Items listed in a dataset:
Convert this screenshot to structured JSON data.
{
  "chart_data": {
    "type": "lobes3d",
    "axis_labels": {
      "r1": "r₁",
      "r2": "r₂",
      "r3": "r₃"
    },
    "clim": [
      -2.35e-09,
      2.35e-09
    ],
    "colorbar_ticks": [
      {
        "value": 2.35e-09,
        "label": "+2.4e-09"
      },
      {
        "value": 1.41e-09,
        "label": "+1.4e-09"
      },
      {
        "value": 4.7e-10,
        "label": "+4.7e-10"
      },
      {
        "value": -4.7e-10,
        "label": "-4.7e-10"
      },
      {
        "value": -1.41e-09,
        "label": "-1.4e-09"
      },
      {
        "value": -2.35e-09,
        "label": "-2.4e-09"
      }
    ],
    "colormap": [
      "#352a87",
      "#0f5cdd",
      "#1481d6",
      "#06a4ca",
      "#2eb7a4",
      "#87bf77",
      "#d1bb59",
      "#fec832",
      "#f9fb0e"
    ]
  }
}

Problem to work on: Copy each record from above without leaving any out.

Written response:
Convert this screenshot to structured JSON data.
{
  "chart_data": {
    "type": "lobes3d",
    "axis_labels": {
      "r1": "r₁",
      "r2": "r₂",
      "r3": "r₃"
    },
    "clim": [
      -2.35e-09,
      2.35e-09
    ],
    "colorbar_ticks": [
      {
        "value": 2.35e-09,
        "label": "+2.4e-09"
      },
      {
        "value": 1.41e-09,
        "label": "+1.4e-09"
      },
      {
        "value": 4.7e-10,
        "label": "+4.7e-10"
      },
      {
        "value": -4.7e-10,
        "label": "-4.7e-10"
      },
      {
        "value": -1.41e-09,
        "label": "-1.4e-09"
      },
      {
        "value": -2.35e-09,
        "label": "-2.4e-09"
      }
    ],
    "colormap": [
      "#352a87",
      "#0f5cdd",
      "#1481d6",
      "#06a4ca",
      "#2eb7a4",
      "#87bf77",
      "#d1bb59",
      "#fec832",
      "#f9fb0e"
    ]
  }
}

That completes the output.